◆ Excerpted records
###

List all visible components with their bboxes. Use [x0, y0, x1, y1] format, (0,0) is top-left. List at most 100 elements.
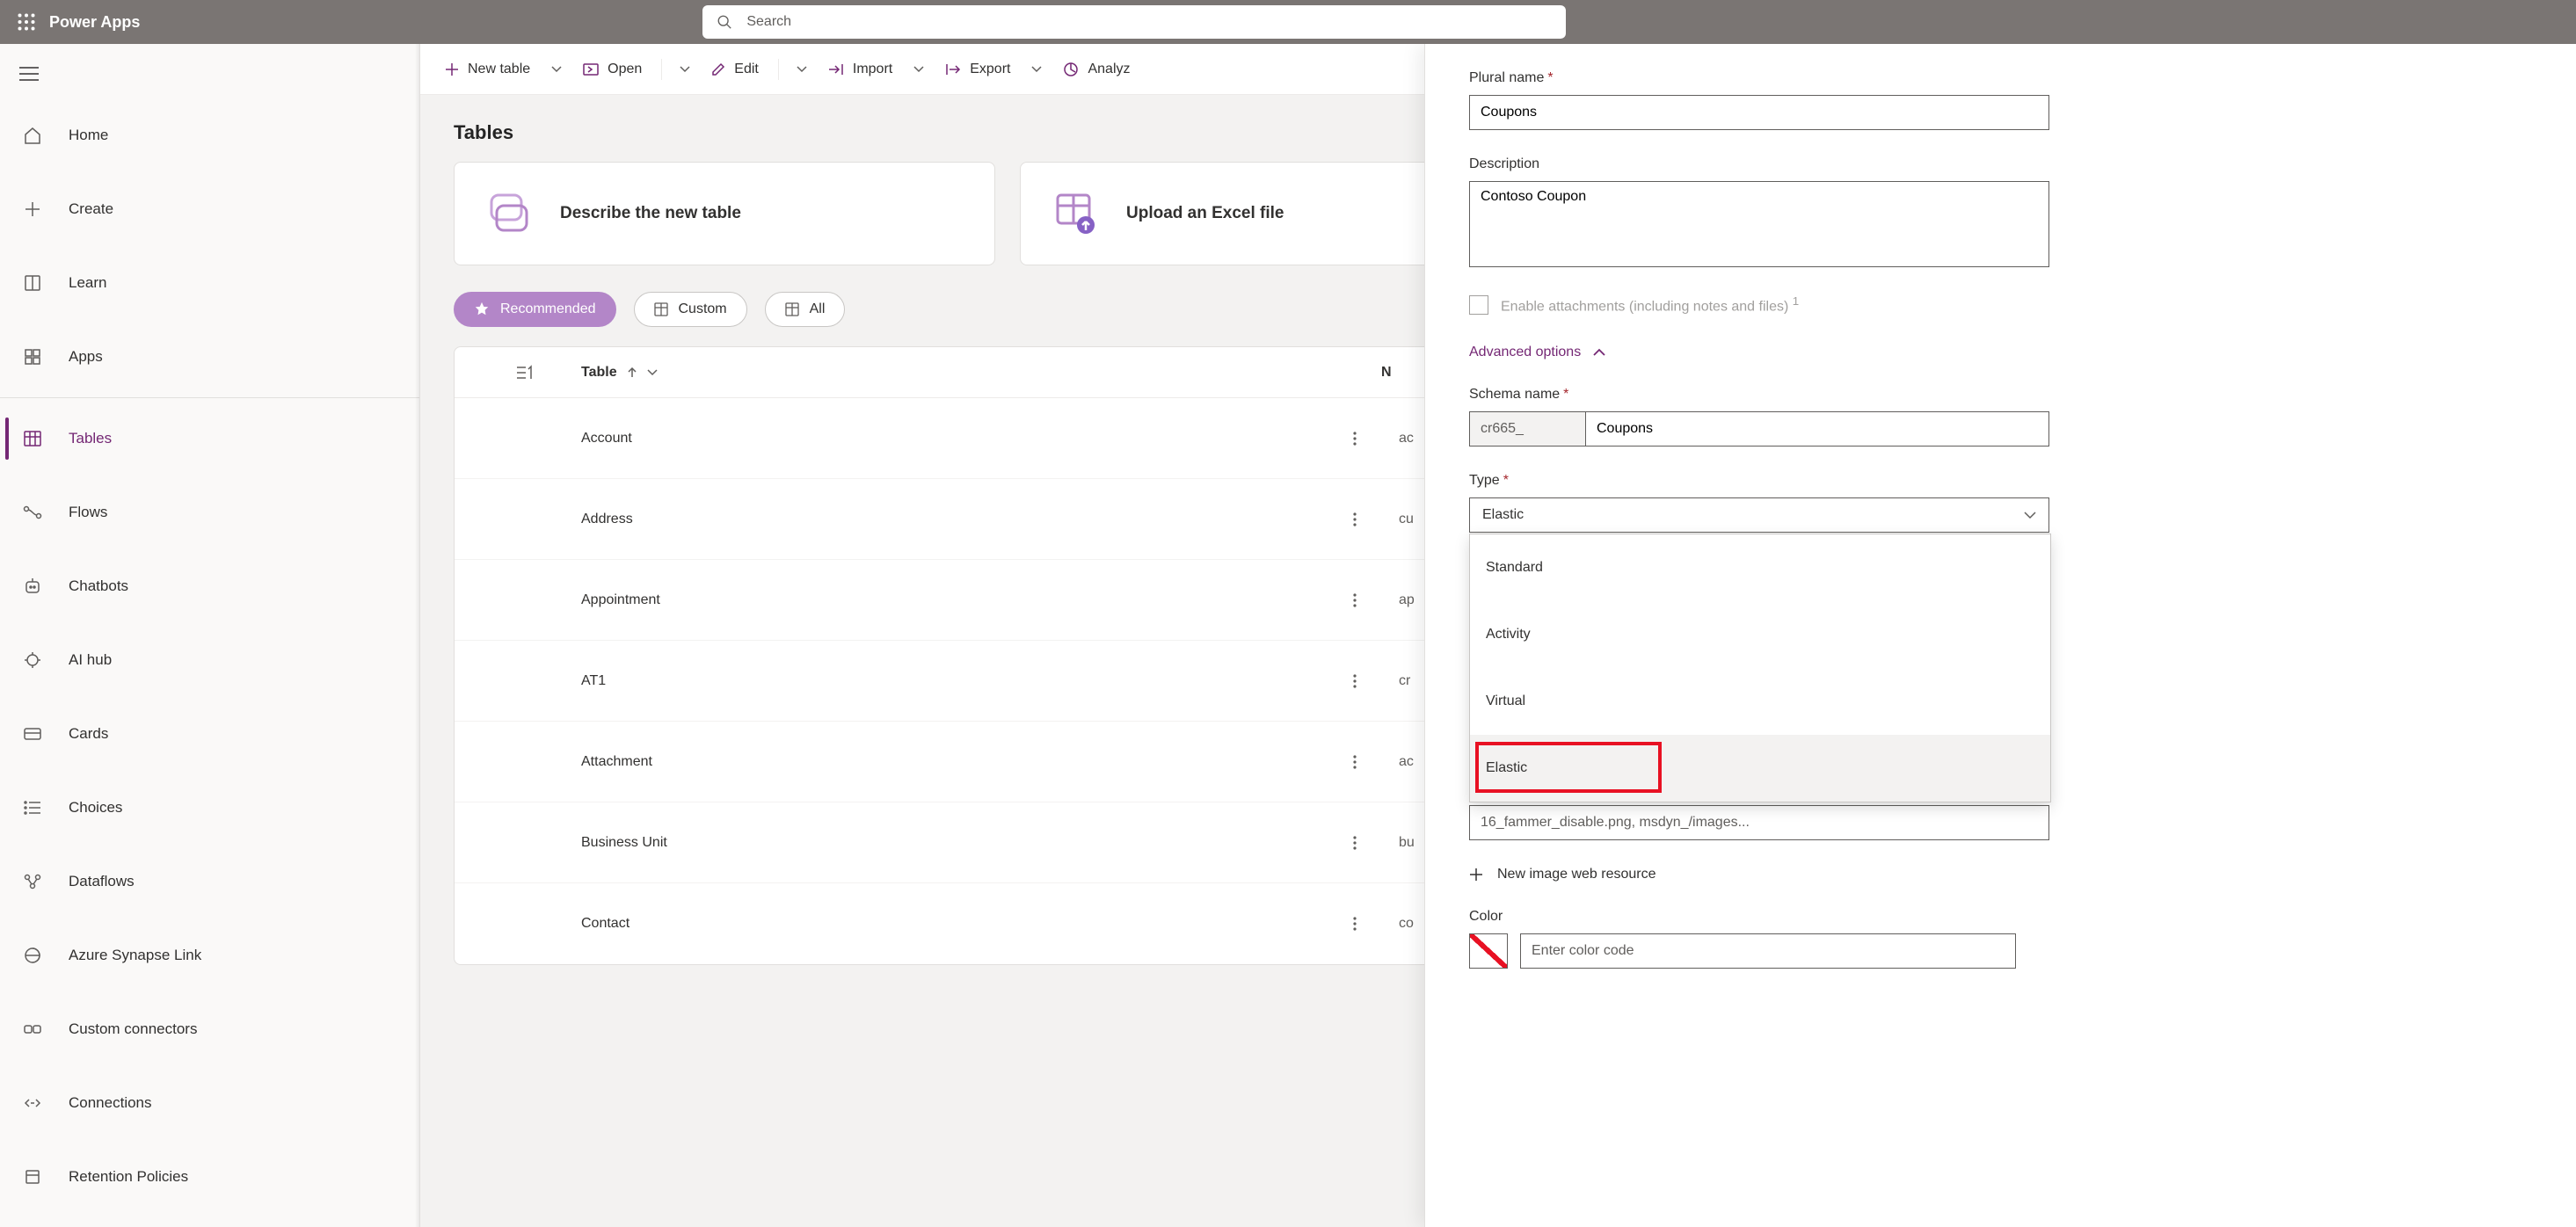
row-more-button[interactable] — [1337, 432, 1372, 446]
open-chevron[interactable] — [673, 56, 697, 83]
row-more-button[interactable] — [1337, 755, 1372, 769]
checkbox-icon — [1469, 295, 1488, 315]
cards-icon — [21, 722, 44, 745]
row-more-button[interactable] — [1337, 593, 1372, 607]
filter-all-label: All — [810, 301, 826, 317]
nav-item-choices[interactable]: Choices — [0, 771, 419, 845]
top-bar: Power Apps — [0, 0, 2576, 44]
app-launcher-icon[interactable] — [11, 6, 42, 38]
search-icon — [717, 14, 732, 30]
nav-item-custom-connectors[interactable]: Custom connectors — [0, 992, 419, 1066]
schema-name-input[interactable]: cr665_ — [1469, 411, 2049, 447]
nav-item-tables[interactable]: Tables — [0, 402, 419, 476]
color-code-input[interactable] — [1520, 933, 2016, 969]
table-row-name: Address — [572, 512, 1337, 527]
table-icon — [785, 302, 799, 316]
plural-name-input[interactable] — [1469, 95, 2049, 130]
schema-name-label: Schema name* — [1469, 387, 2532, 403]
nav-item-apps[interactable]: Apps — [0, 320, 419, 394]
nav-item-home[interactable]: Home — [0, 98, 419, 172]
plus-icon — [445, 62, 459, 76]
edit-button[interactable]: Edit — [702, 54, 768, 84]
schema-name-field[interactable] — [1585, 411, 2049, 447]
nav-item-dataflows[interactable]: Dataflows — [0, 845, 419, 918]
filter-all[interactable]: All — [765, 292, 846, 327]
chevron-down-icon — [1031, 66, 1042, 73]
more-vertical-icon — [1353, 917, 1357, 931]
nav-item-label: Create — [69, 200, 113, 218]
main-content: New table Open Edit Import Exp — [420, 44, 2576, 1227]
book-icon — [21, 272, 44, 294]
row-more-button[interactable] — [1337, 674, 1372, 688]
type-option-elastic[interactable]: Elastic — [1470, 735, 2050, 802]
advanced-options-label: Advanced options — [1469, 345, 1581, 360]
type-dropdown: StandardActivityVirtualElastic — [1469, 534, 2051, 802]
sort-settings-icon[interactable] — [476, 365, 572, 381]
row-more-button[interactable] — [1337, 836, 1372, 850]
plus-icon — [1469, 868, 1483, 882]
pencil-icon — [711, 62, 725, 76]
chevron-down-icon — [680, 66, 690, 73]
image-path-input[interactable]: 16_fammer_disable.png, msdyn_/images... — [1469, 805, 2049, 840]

###

Quote all of the data above word for word, leaving out the picture.

◆ Solution
List all visible components with their bboxes. Use [x0, y0, x1, y1] format, (0,0) is top-left. List at most 100 elements.
row-more-button[interactable] — [1337, 432, 1372, 446]
open-chevron[interactable] — [673, 56, 697, 83]
row-more-button[interactable] — [1337, 755, 1372, 769]
checkbox-icon — [1469, 295, 1488, 315]
cards-icon — [21, 722, 44, 745]
row-more-button[interactable] — [1337, 593, 1372, 607]
filter-all-label: All — [810, 301, 826, 317]
nav-item-choices[interactable]: Choices — [0, 771, 419, 845]
top-bar: Power Apps — [0, 0, 2576, 44]
app-launcher-icon[interactable] — [11, 6, 42, 38]
search-icon — [717, 14, 732, 30]
nav-item-custom-connectors[interactable]: Custom connectors — [0, 992, 419, 1066]
schema-name-input[interactable]: cr665_ — [1469, 411, 2049, 447]
nav-item-tables[interactable]: Tables — [0, 402, 419, 476]
color-code-input[interactable] — [1520, 933, 2016, 969]
table-row-name: Address — [572, 512, 1337, 527]
table-icon — [785, 302, 799, 316]
plural-name-input[interactable] — [1469, 95, 2049, 130]
schema-name-label: Schema name* — [1469, 387, 2532, 403]
nav-item-apps[interactable]: Apps — [0, 320, 419, 394]
nav-item-home[interactable]: Home — [0, 98, 419, 172]
plus-icon — [445, 62, 459, 76]
edit-button[interactable]: Edit — [702, 54, 768, 84]
schema-name-field[interactable] — [1585, 411, 2049, 447]
nav-item-dataflows[interactable]: Dataflows — [0, 845, 419, 918]
filter-all[interactable]: All — [765, 292, 846, 327]
chevron-down-icon — [1031, 66, 1042, 73]
more-vertical-icon — [1353, 917, 1357, 931]
nav-item-label: Create — [69, 200, 113, 218]
main-content: New table Open Edit Import Exp — [420, 44, 2576, 1227]
book-icon — [21, 272, 44, 294]
row-more-button[interactable] — [1337, 674, 1372, 688]
type-option-elastic[interactable]: Elastic — [1470, 735, 2050, 802]
advanced-options-label: Advanced options — [1469, 345, 1581, 360]
type-dropdown: StandardActivityVirtualElastic — [1469, 534, 2051, 802]
sort-settings-icon[interactable] — [476, 365, 572, 381]
row-more-button[interactable] — [1337, 836, 1372, 850]
plus-icon — [1469, 868, 1483, 882]
pencil-icon — [711, 62, 725, 76]
chevron-down-icon — [680, 66, 690, 73]
image-path-input[interactable]: 16_fammer_disable.png, msdyn_/images... — [1469, 805, 2049, 840]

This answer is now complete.